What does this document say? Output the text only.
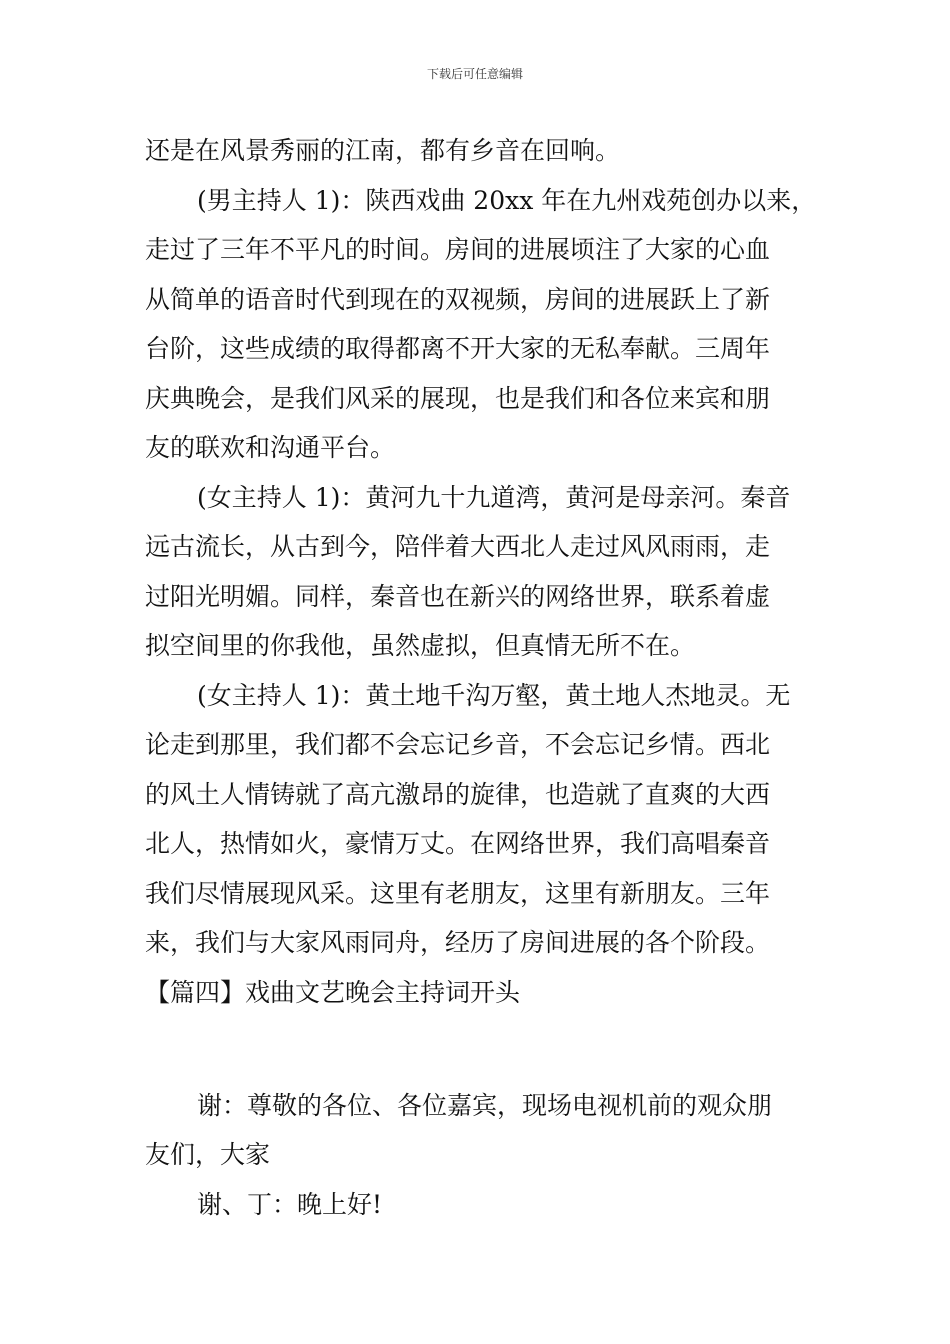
下载后可任意编辑
还是在风景秀丽的江南，都有乡音在回响。
(男主持人 1)：陕西戏曲 20xx 年在九州戏苑创办以来，
走过了三年不平凡的时间。房间的进展顷注了大家的心血
从简单的语音时代到现在的双视频，房间的进展跃上了新
台阶，这些成绩的取得都离不开大家的无私奉献。三周年
庆典晚会，是我们风采的展现，也是我们和各位来宾和朋
友的联欢和沟通平台。
(女主持人 1)：黄河九十九道湾，黄河是母亲河。秦音
远古流长，从古到今，陪伴着大西北人走过风风雨雨，走
过阳光明媚。同样，秦音也在新兴的网络世界，联系着虚
拟空间里的你我他，虽然虚拟，但真情无所不在。
(女主持人 1)：黄土地千沟万壑，黄土地人杰地灵。无
论走到那里，我们都不会忘记乡音，不会忘记乡情。西北
的风土人情铸就了高亢激昂的旋律，也造就了直爽的大西
北人，热情如火，豪情万丈。在网络世界，我们高唱秦音
我们尽情展现风采。这里有老朋友，这里有新朋友。三年
来，我们与大家风雨同舟，经历了房间进展的各个阶段。
【篇四】戏曲文艺晚会主持词开头
谢：尊敬的各位、各位嘉宾，现场电视机前的观众朋
友们，大家
谢、丁：晚上好!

------------------------------------------------------------

The answer must consist solely of the number of lines in the entries that contain the word "女主持人".

# RESULT FOR THIS TASK:
2